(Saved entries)
┏━━

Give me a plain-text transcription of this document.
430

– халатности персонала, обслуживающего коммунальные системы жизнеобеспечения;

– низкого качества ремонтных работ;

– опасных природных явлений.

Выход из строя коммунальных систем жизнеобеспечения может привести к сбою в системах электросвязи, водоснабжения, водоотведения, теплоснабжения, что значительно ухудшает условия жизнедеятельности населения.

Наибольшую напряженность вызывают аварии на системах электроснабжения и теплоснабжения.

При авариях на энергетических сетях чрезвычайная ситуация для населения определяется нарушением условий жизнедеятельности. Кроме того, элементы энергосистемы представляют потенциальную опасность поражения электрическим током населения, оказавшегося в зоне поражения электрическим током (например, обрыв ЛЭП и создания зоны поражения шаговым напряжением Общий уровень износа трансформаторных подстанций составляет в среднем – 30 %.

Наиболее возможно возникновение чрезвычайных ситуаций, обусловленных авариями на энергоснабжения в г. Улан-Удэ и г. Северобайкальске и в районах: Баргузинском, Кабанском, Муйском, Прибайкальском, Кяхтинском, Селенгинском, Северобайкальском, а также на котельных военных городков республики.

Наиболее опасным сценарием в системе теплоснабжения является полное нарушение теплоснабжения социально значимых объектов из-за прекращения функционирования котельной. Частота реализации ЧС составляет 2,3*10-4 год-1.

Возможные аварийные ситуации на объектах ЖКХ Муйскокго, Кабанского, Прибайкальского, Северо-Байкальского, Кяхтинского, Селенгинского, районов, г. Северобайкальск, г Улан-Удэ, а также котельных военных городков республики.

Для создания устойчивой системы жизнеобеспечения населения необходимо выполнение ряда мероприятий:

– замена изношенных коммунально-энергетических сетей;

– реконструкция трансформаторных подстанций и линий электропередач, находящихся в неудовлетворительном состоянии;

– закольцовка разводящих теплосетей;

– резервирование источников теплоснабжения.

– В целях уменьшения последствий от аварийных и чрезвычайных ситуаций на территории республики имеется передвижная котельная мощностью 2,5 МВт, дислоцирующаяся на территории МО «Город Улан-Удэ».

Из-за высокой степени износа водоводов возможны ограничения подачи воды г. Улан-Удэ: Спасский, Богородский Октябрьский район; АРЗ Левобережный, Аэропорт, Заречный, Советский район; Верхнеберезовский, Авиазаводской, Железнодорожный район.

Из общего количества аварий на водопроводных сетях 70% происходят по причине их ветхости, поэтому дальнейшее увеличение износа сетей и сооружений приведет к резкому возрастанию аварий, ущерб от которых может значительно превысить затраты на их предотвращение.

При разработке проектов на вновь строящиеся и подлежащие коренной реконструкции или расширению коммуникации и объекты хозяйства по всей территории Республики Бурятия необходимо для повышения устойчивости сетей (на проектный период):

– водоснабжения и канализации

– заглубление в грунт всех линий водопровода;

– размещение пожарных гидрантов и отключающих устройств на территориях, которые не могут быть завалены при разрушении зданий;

┗━━

Each line of the material should be duplicated exactly, please.

◆ TASK OUTPUT:
Give me a plain-text transcription of this document.
430

– халатности персонала, обслуживающего коммунальные системы жизнеобеспечения;

– низкого качества ремонтных работ;

– опасных природных явлений.

Выход из строя коммунальных систем жизнеобеспечения может привести к сбою в системах электросвязи, водоснабжения, водоотведения, теплоснабжения, что значительно ухудшает условия жизнедеятельности населения.

Наибольшую напряженность вызывают аварии на системах электроснабжения и теплоснабжения.

При авариях на энергетических сетях чрезвычайная ситуация для населения определяется нарушением условий жизнедеятельности. Кроме того, элементы энергосистемы представляют потенциальную опасность поражения электрическим током населения, оказавшегося в зоне поражения электрическим током (например, обрыв ЛЭП и создания зоны поражения шаговым напряжением Общий уровень износа трансформаторных подстанций составляет в среднем – 30 %.

Наиболее возможно возникновение чрезвычайных ситуаций, обусловленных авариями на энергоснабжения в г. Улан-Удэ и г. Северобайкальске и в районах: Баргузинском, Кабанском, Муйском, Прибайкальском, Кяхтинском, Селенгинском, Северобайкальском, а также на котельных военных городков республики.

Наиболее опасным сценарием в системе теплоснабжения является полное нарушение теплоснабжения социально значимых объектов из-за прекращения функционирования котельной. Частота реализации ЧС составляет 2,3*10-4 год-1.

Возможные аварийные ситуации на объектах ЖКХ Муйскокго, Кабанского, Прибайкальского, Северо-Байкальского, Кяхтинского, Селенгинского, районов, г. Северобайкальск, г Улан-Удэ, а также котельных военных городков республики.

Для создания устойчивой системы жизнеобеспечения населения необходимо выполнение ряда мероприятий:

– замена изношенных коммунально-энергетических сетей;

– реконструкция трансформаторных подстанций и линий электропередач, находящихся в неудовлетворительном состоянии;

– закольцовка разводящих теплосетей;

– резервирование источников теплоснабжения.

– В целях уменьшения последствий от аварийных и чрезвычайных ситуаций на территории республики имеется передвижная котельная мощностью 2,5 МВт, дислоцирующаяся на территории МО «Город Улан-Удэ».

Из-за высокой степени износа водоводов возможны ограничения подачи воды г. Улан-Удэ: Спасский, Богородский Октябрьский район; АРЗ Левобережный, Аэропорт, Заречный, Советский район; Верхнеберезовский, Авиазаводской, Железнодорожный район.

Из общего количества аварий на водопроводных сетях 70% происходят по причине их ветхости, поэтому дальнейшее увеличение износа сетей и сооружений приведет к резкому возрастанию аварий, ущерб от которых может значительно превысить затраты на их предотвращение.

При разработке проектов на вновь строящиеся и подлежащие коренной реконструкции или расширению коммуникации и объекты хозяйства по всей территории Республики Бурятия необходимо для повышения устойчивости сетей (на проектный период):

– водоснабжения и канализации

– заглубление в грунт всех линий водопровода;

– размещение пожарных гидрантов и отключающих устройств на территориях, которые не могут быть завалены при разрушении зданий;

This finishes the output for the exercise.